Everything in the data should be repeated exactly, save for the images.

— START OF Data provided —

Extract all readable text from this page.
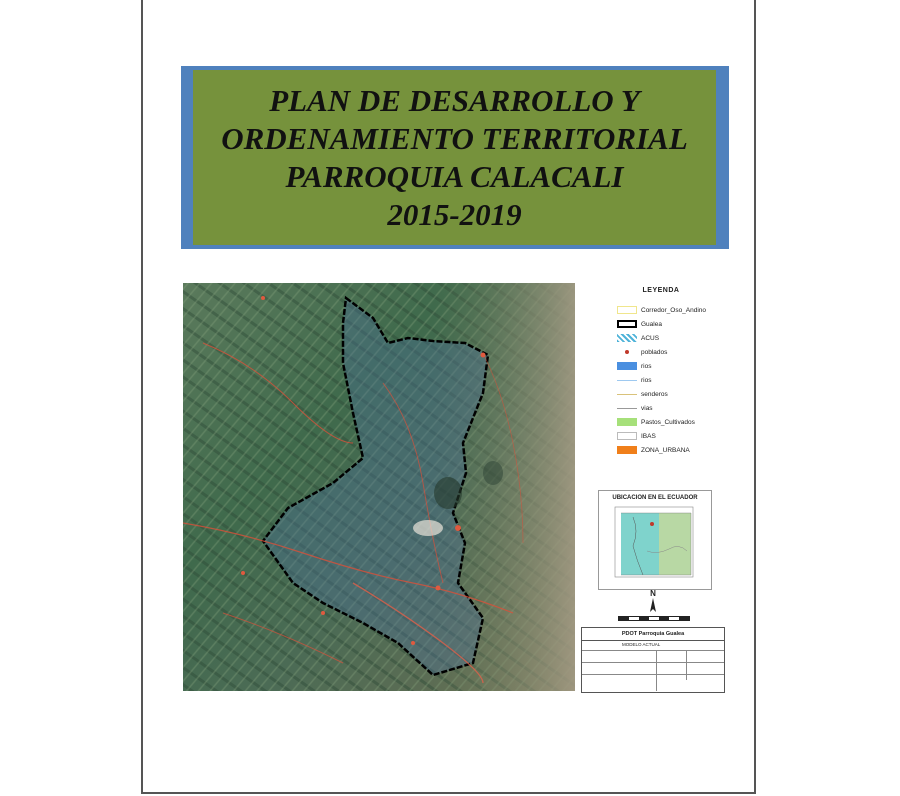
PLAN DE DESARROLLO Y
ORDENAMIENTO TERRITORIAL
PARROQUIA CALACALI
2015-2019
LEYENDA
Corredor_Oso_Andino
Gualea
ACUS
poblados
rios
rios
senderos
vias
Pastos_Cultivados
IBAS
ZONA_URBANA
UBICACION EN EL ECUADOR
N
PDOT Parroquia Gualea
MODELO ACTUAL
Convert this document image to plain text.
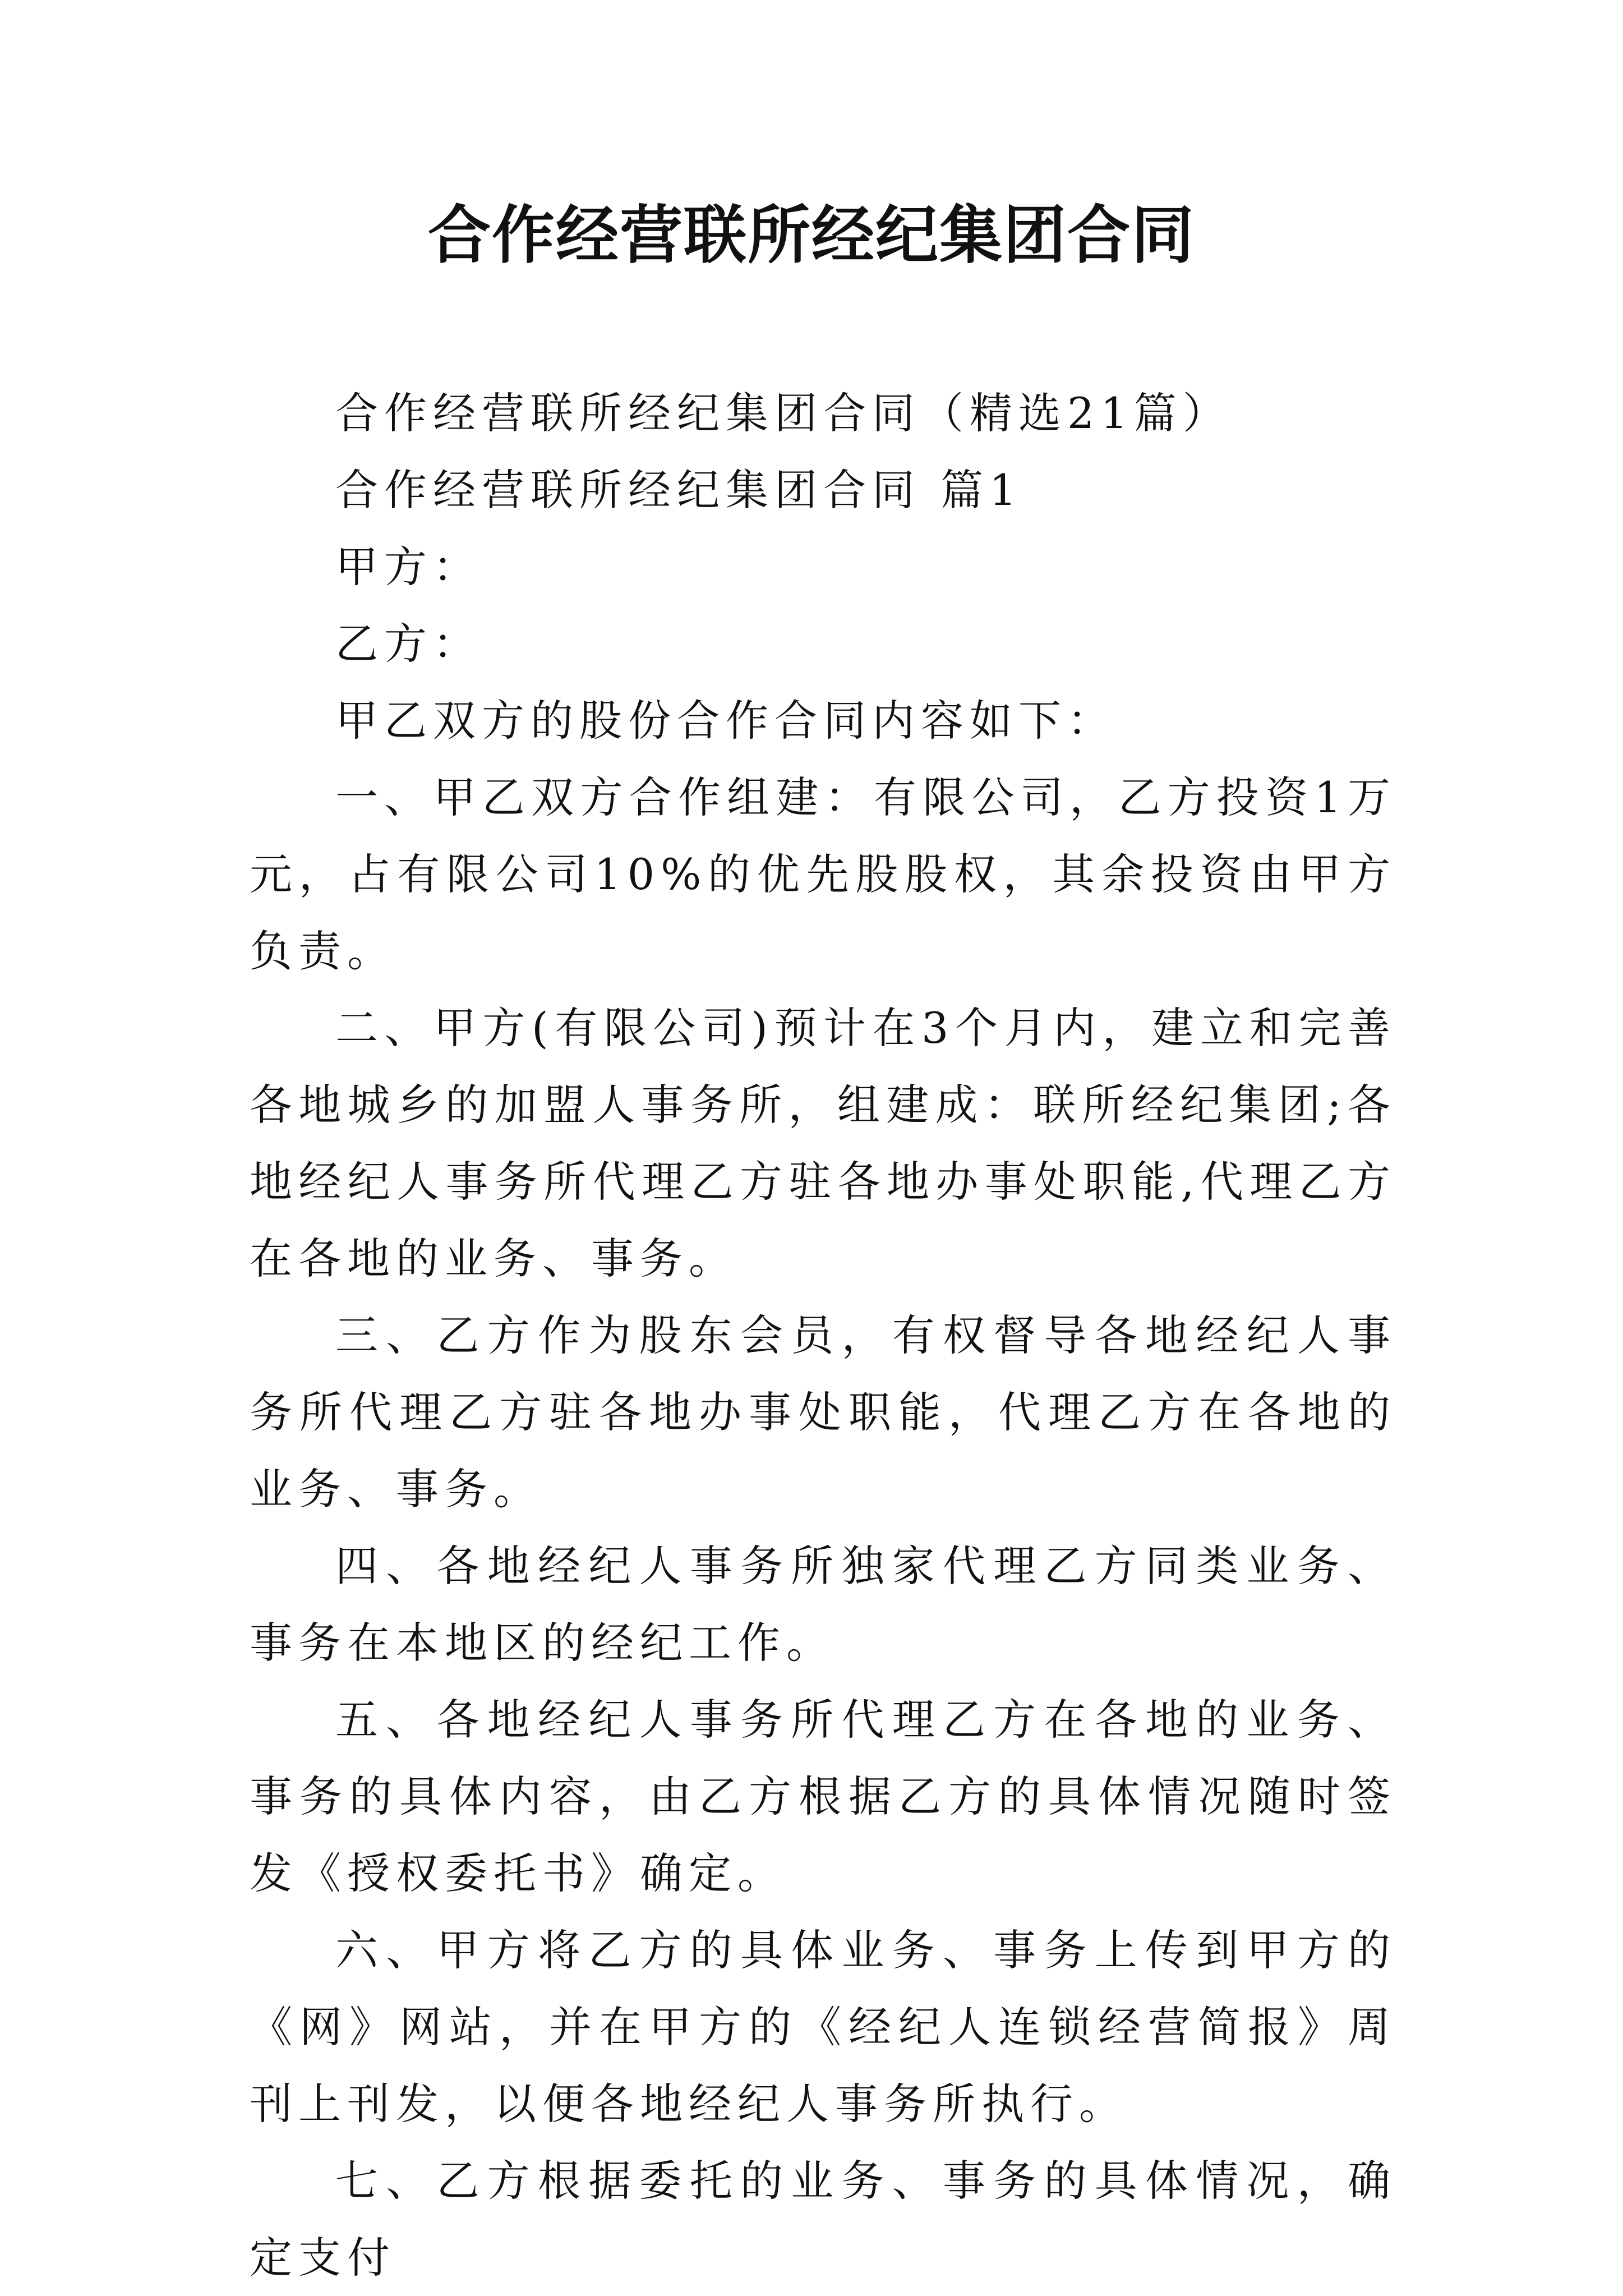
合作经营联所经纪集团合同

合作经营联所经纪集团合同（精选21篇）

合作经营联所经纪集团合同 篇1

甲方：

乙方：

甲乙双方的股份合作合同内容如下：

一、甲乙双方合作组建：有限公司，乙方投资1万元，占有限公司10%的优先股股权，其余投资由甲方负责。

二、甲方(有限公司)预计在3个月内，建立和完善各地城乡的加盟人事务所，组建成：联所经纪集团;各地经纪人事务所代理乙方驻各地办事处职能,代理乙方在各地的业务、事务。

三、乙方作为股东会员，有权督导各地经纪人事务所代理乙方驻各地办事处职能，代理乙方在各地的业务、事务。

四、各地经纪人事务所独家代理乙方同类业务、事务在本地区的经纪工作。

五、各地经纪人事务所代理乙方在各地的业务、事务的具体内容，由乙方根据乙方的具体情况随时签发《授权委托书》确定。

六、甲方将乙方的具体业务、事务上传到甲方的《网》网站，并在甲方的《经纪人连锁经营简报》周刊上刊发，以便各地经纪人事务所执行。

七、乙方根据委托的业务、事务的具体情况，确定支付
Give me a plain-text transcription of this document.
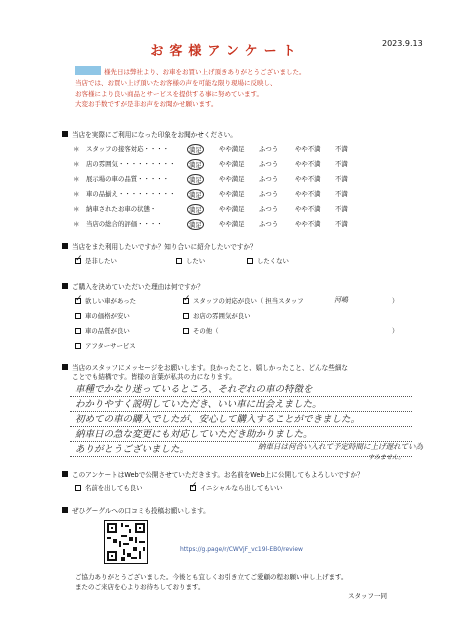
お客様アンケート
2023.9.13
様先日は弊社より、お車をお買い上げ頂きありがとうございました。
当店では、お買い上げ頂いたお客様の声を可能な限り現場に反映し、
お客様により良い商品とサービスを提供する事に努めています。
大変お手数ですが是非お声をお聞かせ願います。
当店を実際にご利用になった印象をお聞かせください。
＊ スタッフの接客対応・・・・	満足	やや満足 ふつう	やや不満 不満
＊ 店の雰囲気・・・・・・・・・	満足	やや満足 ふつう	やや不満 不満
＊ 展示場の車の品質・・・・・	満足	やや満足 ふつう	やや不満 不満
＊ 車の品揃え・・・・・・・・・	満足	やや満足 ふつう	やや不満 不満
＊ 納車されたお車の状態・	満足	やや満足 ふつう	やや不満 不満
＊ 当店の総合的評価・・・・	満足	やや満足 ふつう	やや不満 不満
当店をまた利用したいですか？知り合いに紹介したいですか？
✓是非したい	したい	したくない
ご購入を決めていただいた理由は何ですか？
✓欲しい車があった ✓	スタッフの対応が良い（ 担当スタッフ	河嶋	）
車の価格が安い	お店の雰囲気が良い
車の品質が良い	その他（	）
アフターサービス
当店のスタッフにメッセージをお願いします。良かったこと、嬉しかったこと、どんな些細な
ことでも結構です。皆様の言葉が私共の力になります。
車種でかなり迷っているところ、それぞれの車の特徴を
わかりやすく説明していただき、いい車に出会えました。
初めての車の購入でしたが、安心して購入することができました。
納車日の急な変更にも対応していただき助かりました。
ありがとうございました。	納車日は何合い入れて予定時間に上げ遅れてい為
すみません。
このアンケートはWebで公開させていただきます。お名前をWeb上に公開してもよろしいですか？
名前を出しても良い ✓	イニシャルなら出してもいい
ぜひグーグルへの口コミも投稿お願いします。
https://g.page/r/CWVjF_vc19l-EB0/review
ご協力ありがとうございました。今後とも宜しくお引き立てご愛顧の程お願い申し上げます。
またのご来店を心よりお待ちしております。
スタッフ一同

— END OF Data provided —

_Answer below_
Extract all readable text from this page.
PLAN DE DESARROLLO Y
ORDENAMIENTO TERRITORIAL
PARROQUIA CALACALI
2015-2019
LEYENDA
Corredor_Oso_Andino
Gualea
ACUS
poblados
rios
rios
senderos
vias
Pastos_Cultivados
IBAS
ZONA_URBANA
UBICACION EN EL ECUADOR
N
PDOT Parroquia Gualea
MODELO ACTUAL
Convert this document image to plain text.
合作经营联所经纪集团合同

合作经营联所经纪集团合同（精选21篇）

合作经营联所经纪集团合同 篇1

甲方：

乙方：

甲乙双方的股份合作合同内容如下：

一、甲乙双方合作组建：有限公司，乙方投资1万元，占有限公司10%的优先股股权，其余投资由甲方负责。

二、甲方(有限公司)预计在3个月内，建立和完善各地城乡的加盟人事务所，组建成：联所经纪集团;各地经纪人事务所代理乙方驻各地办事处职能,代理乙方在各地的业务、事务。

三、乙方作为股东会员，有权督导各地经纪人事务所代理乙方驻各地办事处职能，代理乙方在各地的业务、事务。

四、各地经纪人事务所独家代理乙方同类业务、事务在本地区的经纪工作。

五、各地经纪人事务所代理乙方在各地的业务、事务的具体内容，由乙方根据乙方的具体情况随时签发《授权委托书》确定。

六、甲方将乙方的具体业务、事务上传到甲方的《网》网站，并在甲方的《经纪人连锁经营简报》周刊上刊发，以便各地经纪人事务所执行。

七、乙方根据委托的业务、事务的具体情况，确定支付
Give me a plain-text transcription of this document.
お客様アンケート
2023.9.13
様先日は弊社より、お車をお買い上げ頂きありがとうございました。
当店では、お買い上げ頂いたお客様の声を可能な限り現場に反映し、
お客様により良い商品とサービスを提供する事に努めています。
大変お手数ですが是非お声をお聞かせ願います。
当店を実際にご利用になった印象をお聞かせください。
＊ スタッフの接客対応・・・・	満足	やや満足 ふつう	やや不満 不満
＊ 店の雰囲気・・・・・・・・・	満足	やや満足 ふつう	やや不満 不満
＊ 展示場の車の品質・・・・・	満足	やや満足 ふつう	やや不満 不満
＊ 車の品揃え・・・・・・・・・	満足	やや満足 ふつう	やや不満 不満
＊ 納車されたお車の状態・	満足	やや満足 ふつう	やや不満 不満
＊ 当店の総合的評価・・・・	満足	やや満足 ふつう	やや不満 不満
当店をまた利用したいですか？知り合いに紹介したいですか？
✓是非したい	したい	したくない
ご購入を決めていただいた理由は何ですか？
✓欲しい車があった ✓	スタッフの対応が良い（ 担当スタッフ	河嶋	）
車の価格が安い	お店の雰囲気が良い
車の品質が良い	その他（	）
アフターサービス
当店のスタッフにメッセージをお願いします。良かったこと、嬉しかったこと、どんな些細な
ことでも結構です。皆様の言葉が私共の力になります。
車種でかなり迷っているところ、それぞれの車の特徴を
わかりやすく説明していただき、いい車に出会えました。
初めての車の購入でしたが、安心して購入することができました。
納車日の急な変更にも対応していただき助かりました。
ありがとうございました。	納車日は何合い入れて予定時間に上げ遅れてい為
すみません。
このアンケートはWebで公開させていただきます。お名前をWeb上に公開してもよろしいですか？
名前を出しても良い ✓	イニシャルなら出してもいい
ぜひグーグルへの口コミも投稿お願いします。
https://g.page/r/CWVjF_vc19l-EB0/review
ご協力ありがとうございました。今後とも宜しくお引き立てご愛顧の程お願い申し上げます。
またのご来店を心よりお待ちしております。
スタッフ一同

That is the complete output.